─── Provided records

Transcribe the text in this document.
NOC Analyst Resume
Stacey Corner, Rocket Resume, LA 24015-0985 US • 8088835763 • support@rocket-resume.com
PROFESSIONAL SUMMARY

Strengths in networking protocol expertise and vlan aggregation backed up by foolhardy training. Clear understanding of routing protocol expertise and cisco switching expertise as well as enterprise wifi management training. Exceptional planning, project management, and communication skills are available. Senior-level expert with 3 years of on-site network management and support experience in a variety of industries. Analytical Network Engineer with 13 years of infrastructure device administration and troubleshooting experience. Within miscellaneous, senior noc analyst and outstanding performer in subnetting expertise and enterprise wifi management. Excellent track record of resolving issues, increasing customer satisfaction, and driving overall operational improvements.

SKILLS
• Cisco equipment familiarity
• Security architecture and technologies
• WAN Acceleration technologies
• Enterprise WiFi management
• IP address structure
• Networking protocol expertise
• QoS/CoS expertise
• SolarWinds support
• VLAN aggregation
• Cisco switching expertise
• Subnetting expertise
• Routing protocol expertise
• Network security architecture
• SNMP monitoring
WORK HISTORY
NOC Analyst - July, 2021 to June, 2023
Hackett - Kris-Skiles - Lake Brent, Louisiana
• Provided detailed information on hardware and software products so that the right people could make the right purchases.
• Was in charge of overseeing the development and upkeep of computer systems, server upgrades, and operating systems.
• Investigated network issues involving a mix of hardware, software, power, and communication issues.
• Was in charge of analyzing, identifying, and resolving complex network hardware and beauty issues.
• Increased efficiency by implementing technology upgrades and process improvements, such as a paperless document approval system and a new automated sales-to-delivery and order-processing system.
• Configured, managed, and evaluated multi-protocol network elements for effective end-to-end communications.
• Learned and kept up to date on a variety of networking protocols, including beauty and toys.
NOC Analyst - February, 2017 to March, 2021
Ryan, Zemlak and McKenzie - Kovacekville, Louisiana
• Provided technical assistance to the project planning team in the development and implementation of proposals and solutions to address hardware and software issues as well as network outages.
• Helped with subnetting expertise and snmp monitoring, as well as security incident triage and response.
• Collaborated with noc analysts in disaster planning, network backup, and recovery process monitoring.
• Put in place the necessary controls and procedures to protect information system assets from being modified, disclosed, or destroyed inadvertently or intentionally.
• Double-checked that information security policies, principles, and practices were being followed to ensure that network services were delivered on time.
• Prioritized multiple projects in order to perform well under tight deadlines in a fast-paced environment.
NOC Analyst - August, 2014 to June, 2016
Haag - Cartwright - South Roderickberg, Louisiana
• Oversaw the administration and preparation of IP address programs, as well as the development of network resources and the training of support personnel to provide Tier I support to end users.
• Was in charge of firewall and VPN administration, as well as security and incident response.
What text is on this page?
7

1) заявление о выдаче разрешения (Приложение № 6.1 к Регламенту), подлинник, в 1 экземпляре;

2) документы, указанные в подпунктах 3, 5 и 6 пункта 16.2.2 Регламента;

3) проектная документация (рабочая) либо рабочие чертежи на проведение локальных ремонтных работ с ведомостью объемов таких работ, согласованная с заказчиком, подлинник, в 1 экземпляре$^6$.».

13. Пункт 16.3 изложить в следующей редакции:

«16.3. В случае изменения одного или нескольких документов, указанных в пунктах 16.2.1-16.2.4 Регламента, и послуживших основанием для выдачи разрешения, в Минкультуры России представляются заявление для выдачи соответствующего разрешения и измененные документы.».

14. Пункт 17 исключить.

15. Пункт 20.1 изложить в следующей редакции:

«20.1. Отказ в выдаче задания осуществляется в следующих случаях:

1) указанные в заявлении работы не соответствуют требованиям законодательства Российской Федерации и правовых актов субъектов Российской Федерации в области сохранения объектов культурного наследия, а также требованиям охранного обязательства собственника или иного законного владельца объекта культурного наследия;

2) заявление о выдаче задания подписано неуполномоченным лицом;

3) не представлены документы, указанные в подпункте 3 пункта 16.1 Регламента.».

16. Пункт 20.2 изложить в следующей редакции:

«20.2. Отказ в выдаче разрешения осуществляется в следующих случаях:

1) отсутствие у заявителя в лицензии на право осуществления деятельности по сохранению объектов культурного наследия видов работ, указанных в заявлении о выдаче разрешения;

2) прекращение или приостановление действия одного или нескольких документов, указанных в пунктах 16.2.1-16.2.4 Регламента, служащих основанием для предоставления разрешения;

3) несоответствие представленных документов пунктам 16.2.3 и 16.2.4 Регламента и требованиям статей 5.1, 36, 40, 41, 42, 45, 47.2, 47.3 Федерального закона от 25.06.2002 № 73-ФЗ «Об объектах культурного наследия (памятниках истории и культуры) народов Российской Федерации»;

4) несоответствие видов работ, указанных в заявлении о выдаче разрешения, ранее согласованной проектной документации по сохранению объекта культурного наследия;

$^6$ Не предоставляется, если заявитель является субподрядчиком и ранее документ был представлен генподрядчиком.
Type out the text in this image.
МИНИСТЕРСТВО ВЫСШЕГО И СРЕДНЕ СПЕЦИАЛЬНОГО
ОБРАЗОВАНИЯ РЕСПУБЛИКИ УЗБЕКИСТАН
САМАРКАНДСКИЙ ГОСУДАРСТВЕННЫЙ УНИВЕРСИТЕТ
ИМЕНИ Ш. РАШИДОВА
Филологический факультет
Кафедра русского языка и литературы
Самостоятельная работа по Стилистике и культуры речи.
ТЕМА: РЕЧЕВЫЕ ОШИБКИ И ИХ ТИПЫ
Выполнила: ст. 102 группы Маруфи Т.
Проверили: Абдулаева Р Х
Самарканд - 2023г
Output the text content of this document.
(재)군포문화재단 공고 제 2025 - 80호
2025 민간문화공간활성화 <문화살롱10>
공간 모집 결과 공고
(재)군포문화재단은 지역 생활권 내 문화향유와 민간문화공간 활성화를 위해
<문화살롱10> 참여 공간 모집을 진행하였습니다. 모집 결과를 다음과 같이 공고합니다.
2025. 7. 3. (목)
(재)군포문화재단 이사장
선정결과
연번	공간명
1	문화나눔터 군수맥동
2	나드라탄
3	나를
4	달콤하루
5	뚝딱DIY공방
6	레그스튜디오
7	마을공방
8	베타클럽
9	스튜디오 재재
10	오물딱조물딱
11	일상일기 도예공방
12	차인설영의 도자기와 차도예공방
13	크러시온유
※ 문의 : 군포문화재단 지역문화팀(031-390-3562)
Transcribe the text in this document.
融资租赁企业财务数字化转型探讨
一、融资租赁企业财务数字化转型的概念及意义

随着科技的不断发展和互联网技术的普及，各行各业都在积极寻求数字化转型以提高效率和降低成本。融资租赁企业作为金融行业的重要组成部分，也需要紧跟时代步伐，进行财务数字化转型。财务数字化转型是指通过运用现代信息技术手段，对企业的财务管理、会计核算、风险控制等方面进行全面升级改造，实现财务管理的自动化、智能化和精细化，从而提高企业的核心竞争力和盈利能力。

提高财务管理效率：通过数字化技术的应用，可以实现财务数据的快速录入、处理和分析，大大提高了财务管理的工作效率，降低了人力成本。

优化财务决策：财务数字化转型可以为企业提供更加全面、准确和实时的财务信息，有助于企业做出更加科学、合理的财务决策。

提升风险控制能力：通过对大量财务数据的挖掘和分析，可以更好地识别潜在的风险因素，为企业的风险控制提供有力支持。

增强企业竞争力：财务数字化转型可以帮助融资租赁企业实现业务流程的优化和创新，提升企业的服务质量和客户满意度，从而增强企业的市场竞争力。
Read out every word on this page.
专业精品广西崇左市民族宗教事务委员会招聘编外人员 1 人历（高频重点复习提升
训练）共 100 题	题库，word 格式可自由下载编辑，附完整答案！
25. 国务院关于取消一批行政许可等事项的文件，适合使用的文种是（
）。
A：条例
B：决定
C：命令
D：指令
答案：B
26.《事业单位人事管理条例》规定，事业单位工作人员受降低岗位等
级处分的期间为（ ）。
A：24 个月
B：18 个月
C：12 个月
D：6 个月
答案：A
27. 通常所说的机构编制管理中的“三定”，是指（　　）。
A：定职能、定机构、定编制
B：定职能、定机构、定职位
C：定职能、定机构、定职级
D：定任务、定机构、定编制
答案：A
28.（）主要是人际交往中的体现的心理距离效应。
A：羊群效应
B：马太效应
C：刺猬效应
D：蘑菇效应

──────

* [Work instructions]
Above are the records; copy exactly the lines from the one with "Read out every word on this page." through the final line.

* [Correct response]
Read out every word on this page.
专业精品广西崇左市民族宗教事务委员会招聘编外人员 1 人历（高频重点复习提升
训练）共 100 题	题库，word 格式可自由下载编辑，附完整答案！
25. 国务院关于取消一批行政许可等事项的文件，适合使用的文种是（
）。
A：条例
B：决定
C：命令
D：指令
答案：B
26.《事业单位人事管理条例》规定，事业单位工作人员受降低岗位等
级处分的期间为（ ）。
A：24 个月
B：18 个月
C：12 个月
D：6 个月
答案：A
27. 通常所说的机构编制管理中的“三定”，是指（　　）。
A：定职能、定机构、定编制
B：定职能、定机构、定职位
C：定职能、定机构、定职级
D：定任务、定机构、定编制
答案：A
28.（）主要是人际交往中的体现的心理距离效应。
A：羊群效应
B：马太效应
C：刺猬效应
D：蘑菇效应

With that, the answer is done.